EXERCISE DIRECTIONS → Among the lines below, count those containing the word "Amerikka". Give the number only.

---- DATA PROVIDED

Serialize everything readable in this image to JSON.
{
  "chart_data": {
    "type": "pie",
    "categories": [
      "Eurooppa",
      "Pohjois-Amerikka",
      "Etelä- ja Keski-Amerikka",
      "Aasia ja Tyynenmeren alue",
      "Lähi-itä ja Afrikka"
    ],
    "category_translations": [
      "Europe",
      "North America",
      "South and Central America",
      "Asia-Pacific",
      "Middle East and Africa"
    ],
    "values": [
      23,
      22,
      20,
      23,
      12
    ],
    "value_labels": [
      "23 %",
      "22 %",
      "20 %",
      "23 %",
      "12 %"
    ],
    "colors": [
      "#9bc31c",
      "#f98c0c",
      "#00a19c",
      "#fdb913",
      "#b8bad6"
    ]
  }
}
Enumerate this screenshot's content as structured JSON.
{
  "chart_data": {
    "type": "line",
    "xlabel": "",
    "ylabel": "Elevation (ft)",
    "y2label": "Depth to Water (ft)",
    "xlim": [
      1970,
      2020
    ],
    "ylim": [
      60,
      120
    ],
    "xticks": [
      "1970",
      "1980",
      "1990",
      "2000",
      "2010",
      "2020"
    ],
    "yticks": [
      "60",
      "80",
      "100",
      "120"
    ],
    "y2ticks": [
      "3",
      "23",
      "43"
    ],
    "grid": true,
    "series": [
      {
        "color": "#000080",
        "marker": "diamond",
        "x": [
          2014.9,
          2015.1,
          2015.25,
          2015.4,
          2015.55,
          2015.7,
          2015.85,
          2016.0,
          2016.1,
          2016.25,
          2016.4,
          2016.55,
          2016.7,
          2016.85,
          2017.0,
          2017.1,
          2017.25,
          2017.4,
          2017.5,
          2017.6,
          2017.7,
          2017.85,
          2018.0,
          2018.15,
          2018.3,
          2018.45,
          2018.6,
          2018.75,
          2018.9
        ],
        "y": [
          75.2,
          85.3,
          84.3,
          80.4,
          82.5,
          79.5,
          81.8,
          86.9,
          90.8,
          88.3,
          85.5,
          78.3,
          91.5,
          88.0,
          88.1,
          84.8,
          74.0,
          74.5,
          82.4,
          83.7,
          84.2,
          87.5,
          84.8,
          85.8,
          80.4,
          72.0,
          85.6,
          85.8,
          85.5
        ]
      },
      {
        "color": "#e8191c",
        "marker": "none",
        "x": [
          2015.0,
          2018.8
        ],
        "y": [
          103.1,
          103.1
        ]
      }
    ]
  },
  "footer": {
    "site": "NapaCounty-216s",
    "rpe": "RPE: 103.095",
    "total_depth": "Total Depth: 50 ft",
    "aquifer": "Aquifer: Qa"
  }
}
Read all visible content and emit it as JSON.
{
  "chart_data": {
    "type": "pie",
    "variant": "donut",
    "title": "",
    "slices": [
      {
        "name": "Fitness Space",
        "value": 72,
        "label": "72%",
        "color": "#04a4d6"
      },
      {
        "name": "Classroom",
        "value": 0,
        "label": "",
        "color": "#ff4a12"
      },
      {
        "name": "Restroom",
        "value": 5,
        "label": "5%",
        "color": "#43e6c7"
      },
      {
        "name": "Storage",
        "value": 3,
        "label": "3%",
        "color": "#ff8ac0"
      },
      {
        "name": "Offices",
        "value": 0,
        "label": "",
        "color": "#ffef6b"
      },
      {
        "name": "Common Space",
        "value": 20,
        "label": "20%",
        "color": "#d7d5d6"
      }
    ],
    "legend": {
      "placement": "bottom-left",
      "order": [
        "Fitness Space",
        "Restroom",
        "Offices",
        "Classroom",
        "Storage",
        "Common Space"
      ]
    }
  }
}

--------

SOLUTION FOR THIS TASK → 2